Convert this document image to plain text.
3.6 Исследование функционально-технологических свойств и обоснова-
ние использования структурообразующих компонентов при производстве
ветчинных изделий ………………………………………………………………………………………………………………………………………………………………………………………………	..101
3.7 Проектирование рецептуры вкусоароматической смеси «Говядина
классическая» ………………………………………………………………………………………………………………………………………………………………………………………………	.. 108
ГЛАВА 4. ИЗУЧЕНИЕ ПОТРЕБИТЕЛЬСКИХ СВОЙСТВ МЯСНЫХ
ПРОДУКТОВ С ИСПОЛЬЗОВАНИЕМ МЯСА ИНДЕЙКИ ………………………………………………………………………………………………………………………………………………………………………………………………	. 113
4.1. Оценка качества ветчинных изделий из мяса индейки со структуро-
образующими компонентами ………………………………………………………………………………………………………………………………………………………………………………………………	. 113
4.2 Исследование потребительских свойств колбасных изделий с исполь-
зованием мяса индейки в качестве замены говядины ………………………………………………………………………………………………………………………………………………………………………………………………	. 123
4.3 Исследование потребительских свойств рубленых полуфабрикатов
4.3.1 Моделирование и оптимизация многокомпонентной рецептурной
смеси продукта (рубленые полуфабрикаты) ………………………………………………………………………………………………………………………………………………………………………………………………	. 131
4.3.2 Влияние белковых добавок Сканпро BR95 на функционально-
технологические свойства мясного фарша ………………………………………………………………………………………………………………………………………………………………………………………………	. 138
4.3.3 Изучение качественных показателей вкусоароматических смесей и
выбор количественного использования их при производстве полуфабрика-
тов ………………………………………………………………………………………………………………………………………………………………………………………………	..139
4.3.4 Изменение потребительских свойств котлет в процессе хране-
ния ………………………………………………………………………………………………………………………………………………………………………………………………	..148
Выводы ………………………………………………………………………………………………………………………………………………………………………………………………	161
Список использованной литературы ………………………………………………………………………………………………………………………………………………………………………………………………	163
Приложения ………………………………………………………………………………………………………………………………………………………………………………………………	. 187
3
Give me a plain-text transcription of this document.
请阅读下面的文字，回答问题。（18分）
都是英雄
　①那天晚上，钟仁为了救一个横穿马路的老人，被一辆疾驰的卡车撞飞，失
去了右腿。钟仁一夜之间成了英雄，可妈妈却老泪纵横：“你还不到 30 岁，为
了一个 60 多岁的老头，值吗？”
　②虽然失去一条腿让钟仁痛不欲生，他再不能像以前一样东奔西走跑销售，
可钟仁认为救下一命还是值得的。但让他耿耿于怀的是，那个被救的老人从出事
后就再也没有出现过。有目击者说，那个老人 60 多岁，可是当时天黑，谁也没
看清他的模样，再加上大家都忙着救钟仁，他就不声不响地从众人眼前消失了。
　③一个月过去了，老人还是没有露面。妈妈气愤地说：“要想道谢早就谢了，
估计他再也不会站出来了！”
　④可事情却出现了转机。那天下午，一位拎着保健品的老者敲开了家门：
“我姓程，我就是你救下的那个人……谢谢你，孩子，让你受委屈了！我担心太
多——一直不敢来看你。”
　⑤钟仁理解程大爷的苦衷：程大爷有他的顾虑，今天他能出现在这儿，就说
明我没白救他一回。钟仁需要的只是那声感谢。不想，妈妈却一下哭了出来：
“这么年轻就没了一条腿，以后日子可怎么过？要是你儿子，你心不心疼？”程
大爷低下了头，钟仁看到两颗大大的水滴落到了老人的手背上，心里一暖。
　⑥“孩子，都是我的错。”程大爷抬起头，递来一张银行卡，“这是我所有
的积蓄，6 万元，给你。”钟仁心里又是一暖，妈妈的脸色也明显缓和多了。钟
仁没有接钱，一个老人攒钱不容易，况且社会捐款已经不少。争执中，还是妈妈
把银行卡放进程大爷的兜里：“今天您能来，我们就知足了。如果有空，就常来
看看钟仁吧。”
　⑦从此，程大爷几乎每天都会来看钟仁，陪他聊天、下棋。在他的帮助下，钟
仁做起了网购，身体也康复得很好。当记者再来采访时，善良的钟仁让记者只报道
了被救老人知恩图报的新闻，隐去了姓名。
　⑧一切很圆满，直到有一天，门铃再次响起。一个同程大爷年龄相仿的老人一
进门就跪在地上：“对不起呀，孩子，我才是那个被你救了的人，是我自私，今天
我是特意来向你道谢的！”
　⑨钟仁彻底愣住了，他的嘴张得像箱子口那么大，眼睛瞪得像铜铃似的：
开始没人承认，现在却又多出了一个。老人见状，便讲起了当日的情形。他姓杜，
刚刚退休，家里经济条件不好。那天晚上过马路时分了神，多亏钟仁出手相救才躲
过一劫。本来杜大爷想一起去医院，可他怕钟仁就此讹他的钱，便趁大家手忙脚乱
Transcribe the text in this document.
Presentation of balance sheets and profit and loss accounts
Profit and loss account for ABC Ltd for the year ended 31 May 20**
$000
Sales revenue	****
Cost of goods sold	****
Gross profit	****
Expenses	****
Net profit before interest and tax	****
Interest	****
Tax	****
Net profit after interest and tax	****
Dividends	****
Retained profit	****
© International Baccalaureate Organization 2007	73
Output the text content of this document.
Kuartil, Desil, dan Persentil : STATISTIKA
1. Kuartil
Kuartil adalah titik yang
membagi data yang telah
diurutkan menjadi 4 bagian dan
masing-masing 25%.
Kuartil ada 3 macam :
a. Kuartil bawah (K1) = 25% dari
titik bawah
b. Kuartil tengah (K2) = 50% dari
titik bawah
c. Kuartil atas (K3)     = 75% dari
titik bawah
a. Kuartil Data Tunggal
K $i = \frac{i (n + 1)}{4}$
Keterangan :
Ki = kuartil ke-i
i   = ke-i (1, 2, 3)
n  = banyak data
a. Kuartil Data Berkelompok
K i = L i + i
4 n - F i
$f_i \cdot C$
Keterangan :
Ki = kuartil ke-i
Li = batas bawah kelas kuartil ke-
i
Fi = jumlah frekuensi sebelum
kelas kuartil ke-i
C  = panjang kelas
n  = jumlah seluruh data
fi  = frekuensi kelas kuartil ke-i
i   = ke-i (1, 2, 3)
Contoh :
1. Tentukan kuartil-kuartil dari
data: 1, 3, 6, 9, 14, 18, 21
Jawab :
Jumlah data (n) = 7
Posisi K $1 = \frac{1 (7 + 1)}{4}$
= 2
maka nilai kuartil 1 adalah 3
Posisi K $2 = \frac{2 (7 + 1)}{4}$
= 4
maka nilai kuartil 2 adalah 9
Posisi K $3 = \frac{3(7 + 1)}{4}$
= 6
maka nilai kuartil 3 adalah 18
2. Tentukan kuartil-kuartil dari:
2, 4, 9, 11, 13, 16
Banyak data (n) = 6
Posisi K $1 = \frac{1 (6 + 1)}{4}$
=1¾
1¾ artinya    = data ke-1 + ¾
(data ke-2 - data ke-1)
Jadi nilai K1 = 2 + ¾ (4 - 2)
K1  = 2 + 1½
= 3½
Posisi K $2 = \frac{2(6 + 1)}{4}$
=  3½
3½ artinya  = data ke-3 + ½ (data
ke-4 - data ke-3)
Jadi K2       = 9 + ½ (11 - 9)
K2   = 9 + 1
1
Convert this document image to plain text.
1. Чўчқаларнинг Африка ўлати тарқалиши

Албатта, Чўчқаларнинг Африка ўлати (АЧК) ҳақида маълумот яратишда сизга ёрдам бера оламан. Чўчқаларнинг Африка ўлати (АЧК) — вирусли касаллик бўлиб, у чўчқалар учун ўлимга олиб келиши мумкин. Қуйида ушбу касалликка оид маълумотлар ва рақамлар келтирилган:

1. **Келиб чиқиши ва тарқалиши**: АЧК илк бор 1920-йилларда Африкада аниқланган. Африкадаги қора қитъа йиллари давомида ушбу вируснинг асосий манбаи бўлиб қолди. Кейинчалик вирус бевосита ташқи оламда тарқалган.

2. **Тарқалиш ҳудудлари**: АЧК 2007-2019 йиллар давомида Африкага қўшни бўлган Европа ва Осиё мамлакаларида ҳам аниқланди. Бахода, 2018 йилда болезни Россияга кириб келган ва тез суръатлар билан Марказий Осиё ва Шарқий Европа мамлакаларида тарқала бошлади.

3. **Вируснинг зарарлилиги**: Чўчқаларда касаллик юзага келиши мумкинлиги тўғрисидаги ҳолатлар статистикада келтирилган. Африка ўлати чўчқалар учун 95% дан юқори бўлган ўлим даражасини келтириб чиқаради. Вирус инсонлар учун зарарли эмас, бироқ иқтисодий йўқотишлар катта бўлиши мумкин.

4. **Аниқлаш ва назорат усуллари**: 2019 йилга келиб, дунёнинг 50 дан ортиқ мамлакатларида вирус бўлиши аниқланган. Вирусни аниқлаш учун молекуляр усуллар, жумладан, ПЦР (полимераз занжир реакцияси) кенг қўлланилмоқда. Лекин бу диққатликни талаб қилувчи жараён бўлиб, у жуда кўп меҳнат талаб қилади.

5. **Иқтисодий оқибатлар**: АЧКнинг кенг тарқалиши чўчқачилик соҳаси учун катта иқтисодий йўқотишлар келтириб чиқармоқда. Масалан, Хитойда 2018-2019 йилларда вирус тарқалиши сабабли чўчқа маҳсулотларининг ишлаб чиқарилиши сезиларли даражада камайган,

• _Problem requirements_
Return each line that includes "Tentukan".

• _Response to this exercise_
1. Tentukan kuartil-kuartil dari
2. Tentukan kuartil-kuartil dari:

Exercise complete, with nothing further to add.